WRITTEN EXERCISE = Repeat, exactly and completely, the entries shown underneath.

══ RECORDS PROVIDED ══

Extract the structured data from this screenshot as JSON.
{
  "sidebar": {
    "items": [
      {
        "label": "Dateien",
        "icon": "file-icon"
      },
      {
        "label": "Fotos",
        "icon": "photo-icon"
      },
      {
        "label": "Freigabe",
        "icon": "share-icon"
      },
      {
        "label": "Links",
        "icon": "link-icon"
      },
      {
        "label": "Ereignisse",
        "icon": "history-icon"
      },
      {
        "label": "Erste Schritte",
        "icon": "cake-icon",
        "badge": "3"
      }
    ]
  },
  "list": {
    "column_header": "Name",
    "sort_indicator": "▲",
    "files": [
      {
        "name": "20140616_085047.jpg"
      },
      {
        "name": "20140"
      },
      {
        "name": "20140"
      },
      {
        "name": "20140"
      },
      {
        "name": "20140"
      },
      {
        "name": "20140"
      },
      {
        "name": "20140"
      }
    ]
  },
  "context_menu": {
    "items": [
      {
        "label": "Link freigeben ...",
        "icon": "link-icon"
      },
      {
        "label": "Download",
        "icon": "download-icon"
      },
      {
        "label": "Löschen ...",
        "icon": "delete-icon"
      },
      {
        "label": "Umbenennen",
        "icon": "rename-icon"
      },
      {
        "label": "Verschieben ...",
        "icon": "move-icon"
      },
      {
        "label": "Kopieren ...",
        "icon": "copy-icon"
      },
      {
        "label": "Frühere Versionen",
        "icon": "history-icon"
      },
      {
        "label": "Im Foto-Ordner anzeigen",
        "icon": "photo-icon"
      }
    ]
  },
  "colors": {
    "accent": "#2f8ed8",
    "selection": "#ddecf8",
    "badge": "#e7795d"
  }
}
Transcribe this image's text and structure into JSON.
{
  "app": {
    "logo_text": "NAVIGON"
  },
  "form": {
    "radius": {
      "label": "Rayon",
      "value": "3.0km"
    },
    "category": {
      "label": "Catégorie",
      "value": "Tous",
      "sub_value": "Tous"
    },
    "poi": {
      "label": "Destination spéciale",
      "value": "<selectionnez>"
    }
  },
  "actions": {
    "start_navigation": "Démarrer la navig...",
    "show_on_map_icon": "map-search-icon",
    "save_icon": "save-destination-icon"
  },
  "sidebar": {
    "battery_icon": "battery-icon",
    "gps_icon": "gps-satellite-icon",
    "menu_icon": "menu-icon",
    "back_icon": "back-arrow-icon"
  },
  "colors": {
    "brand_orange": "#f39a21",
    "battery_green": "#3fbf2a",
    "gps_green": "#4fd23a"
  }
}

═══

EXERCISE ANSWER =
Extract the structured data from this screenshot as JSON.
{
  "sidebar": {
    "items": [
      {
        "label": "Dateien",
        "icon": "file-icon"
      },
      {
        "label": "Fotos",
        "icon": "photo-icon"
      },
      {
        "label": "Freigabe",
        "icon": "share-icon"
      },
      {
        "label": "Links",
        "icon": "link-icon"
      },
      {
        "label": "Ereignisse",
        "icon": "history-icon"
      },
      {
        "label": "Erste Schritte",
        "icon": "cake-icon",
        "badge": "3"
      }
    ]
  },
  "list": {
    "column_header": "Name",
    "sort_indicator": "▲",
    "files": [
      {
        "name": "20140616_085047.jpg"
      },
      {
        "name": "20140"
      },
      {
        "name": "20140"
      },
      {
        "name": "20140"
      },
      {
        "name": "20140"
      },
      {
        "name": "20140"
      },
      {
        "name": "20140"
      }
    ]
  },
  "context_menu": {
    "items": [
      {
        "label": "Link freigeben ...",
        "icon": "link-icon"
      },
      {
        "label": "Download",
        "icon": "download-icon"
      },
      {
        "label": "Löschen ...",
        "icon": "delete-icon"
      },
      {
        "label": "Umbenennen",
        "icon": "rename-icon"
      },
      {
        "label": "Verschieben ...",
        "icon": "move-icon"
      },
      {
        "label": "Kopieren ...",
        "icon": "copy-icon"
      },
      {
        "label": "Frühere Versionen",
        "icon": "history-icon"
      },
      {
        "label": "Im Foto-Ordner anzeigen",
        "icon": "photo-icon"
      }
    ]
  },
  "colors": {
    "accent": "#2f8ed8",
    "selection": "#ddecf8",
    "badge": "#e7795d"
  }
}
Transcribe this image's text and structure into JSON.
{
  "app": {
    "logo_text": "NAVIGON"
  },
  "form": {
    "radius": {
      "label": "Rayon",
      "value": "3.0km"
    },
    "category": {
      "label": "Catégorie",
      "value": "Tous",
      "sub_value": "Tous"
    },
    "poi": {
      "label": "Destination spéciale",
      "value": "<selectionnez>"
    }
  },
  "actions": {
    "start_navigation": "Démarrer la navig...",
    "show_on_map_icon": "map-search-icon",
    "save_icon": "save-destination-icon"
  },
  "sidebar": {
    "battery_icon": "battery-icon",
    "gps_icon": "gps-satellite-icon",
    "menu_icon": "menu-icon",
    "back_icon": "back-arrow-icon"
  },
  "colors": {
    "brand_orange": "#f39a21",
    "battery_green": "#3fbf2a",
    "gps_green": "#4fd23a"
  }
}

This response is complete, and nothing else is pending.